**Set exercise:**
Find each line with "Current" and copy it.

**Material for this exercise:**
** BEGIN **
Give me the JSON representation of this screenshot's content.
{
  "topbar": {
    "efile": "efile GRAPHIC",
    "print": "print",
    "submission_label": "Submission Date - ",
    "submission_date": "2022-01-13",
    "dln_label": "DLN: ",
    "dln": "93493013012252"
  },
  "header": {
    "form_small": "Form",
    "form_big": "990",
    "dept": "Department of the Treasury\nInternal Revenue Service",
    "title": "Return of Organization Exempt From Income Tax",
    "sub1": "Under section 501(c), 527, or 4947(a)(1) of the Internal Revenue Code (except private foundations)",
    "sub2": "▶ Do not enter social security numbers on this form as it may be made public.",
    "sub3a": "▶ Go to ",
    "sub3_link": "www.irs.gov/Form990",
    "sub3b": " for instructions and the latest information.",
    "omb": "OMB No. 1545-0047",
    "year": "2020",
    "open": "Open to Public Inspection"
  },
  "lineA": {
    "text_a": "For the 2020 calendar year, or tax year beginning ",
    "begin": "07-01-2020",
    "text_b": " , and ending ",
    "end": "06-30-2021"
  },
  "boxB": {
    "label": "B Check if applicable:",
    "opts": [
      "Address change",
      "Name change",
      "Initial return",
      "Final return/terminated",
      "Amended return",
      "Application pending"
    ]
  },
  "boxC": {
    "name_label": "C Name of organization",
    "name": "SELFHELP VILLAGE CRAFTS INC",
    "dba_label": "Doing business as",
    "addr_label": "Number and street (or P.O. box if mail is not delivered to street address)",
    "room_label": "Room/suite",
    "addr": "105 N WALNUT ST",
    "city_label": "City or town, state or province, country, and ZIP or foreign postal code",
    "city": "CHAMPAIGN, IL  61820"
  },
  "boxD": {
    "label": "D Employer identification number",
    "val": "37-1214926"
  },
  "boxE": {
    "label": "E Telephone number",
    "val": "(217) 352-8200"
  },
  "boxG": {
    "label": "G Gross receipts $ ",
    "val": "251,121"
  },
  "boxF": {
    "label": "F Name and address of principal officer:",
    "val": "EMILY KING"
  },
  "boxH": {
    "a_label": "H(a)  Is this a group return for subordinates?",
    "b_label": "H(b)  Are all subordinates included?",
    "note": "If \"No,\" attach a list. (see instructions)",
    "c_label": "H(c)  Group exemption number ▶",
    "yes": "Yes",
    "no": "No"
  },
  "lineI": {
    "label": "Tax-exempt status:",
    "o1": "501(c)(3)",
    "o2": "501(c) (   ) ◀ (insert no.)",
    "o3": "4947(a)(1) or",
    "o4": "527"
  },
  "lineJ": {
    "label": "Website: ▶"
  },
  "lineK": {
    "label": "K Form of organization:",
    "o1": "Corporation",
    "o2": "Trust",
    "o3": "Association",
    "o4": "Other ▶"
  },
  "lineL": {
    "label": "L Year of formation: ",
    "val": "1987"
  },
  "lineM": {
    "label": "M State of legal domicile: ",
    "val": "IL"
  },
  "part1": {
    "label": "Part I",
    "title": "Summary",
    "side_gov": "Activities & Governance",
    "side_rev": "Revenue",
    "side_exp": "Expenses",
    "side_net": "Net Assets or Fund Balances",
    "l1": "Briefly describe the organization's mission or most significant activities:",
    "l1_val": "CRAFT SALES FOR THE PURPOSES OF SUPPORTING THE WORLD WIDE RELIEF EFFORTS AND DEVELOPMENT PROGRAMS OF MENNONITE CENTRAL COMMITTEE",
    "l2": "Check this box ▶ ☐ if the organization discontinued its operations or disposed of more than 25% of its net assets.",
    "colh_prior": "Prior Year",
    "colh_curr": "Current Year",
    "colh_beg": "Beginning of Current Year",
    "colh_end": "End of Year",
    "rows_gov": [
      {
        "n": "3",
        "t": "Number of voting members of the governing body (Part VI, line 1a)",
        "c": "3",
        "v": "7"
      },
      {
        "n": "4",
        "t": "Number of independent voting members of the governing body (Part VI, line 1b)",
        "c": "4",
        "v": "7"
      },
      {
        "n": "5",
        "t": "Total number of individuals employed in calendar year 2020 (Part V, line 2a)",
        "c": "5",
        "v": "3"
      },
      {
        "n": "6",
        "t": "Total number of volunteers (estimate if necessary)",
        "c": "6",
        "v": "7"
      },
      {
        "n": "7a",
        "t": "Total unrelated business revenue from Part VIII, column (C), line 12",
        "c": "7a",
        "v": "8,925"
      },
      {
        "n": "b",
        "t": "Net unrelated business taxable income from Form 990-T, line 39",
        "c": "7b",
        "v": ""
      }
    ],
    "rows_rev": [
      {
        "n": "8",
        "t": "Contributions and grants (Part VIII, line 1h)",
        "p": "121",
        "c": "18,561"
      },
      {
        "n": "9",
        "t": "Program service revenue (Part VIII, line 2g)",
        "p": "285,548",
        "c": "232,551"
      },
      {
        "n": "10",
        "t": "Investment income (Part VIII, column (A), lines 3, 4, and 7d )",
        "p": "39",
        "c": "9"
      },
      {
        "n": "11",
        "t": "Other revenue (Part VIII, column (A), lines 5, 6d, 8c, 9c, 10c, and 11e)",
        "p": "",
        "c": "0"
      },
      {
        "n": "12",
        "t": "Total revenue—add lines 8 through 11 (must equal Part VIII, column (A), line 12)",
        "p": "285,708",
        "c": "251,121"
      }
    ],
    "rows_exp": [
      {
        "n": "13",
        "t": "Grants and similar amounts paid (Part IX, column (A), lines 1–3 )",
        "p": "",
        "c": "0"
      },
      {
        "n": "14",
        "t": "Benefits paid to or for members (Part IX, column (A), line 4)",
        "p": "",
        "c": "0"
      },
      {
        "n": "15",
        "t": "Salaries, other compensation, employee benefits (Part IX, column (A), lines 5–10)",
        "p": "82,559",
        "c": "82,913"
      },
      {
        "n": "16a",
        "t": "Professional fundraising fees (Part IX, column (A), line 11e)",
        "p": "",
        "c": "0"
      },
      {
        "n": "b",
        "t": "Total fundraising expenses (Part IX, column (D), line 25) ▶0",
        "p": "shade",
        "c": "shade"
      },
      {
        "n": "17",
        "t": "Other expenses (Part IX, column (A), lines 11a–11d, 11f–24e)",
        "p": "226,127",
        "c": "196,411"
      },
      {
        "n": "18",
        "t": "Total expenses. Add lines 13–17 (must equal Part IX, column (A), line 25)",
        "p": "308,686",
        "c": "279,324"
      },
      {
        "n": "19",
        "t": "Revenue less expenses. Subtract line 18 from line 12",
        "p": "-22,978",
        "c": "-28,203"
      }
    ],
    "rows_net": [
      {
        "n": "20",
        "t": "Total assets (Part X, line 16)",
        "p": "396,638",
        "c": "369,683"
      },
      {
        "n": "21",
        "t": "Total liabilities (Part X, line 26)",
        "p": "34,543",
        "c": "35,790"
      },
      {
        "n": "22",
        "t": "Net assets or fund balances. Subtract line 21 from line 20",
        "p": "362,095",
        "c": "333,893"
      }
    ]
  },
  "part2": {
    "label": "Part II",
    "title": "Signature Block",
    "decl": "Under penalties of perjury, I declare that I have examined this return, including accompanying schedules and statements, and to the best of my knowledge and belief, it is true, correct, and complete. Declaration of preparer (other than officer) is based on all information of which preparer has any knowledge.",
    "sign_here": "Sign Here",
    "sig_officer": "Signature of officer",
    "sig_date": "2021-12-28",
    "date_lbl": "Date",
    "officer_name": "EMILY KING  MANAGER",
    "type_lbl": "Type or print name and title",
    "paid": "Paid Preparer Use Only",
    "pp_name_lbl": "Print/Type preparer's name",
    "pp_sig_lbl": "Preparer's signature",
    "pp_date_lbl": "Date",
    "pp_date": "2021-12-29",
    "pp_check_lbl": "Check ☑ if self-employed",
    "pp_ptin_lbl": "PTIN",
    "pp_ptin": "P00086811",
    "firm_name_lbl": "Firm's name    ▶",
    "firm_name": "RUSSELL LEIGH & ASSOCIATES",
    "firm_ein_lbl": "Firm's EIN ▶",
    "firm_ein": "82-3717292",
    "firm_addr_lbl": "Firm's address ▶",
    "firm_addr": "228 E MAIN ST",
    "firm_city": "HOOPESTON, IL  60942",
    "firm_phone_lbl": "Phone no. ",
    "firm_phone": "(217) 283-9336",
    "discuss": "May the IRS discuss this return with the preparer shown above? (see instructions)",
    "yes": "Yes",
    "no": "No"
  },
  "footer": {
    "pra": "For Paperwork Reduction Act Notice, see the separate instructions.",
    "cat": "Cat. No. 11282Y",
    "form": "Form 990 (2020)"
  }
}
** END **
**Final answer:**
    "colh_curr": "Current Year",
    "colh_beg": "Beginning of Current Year",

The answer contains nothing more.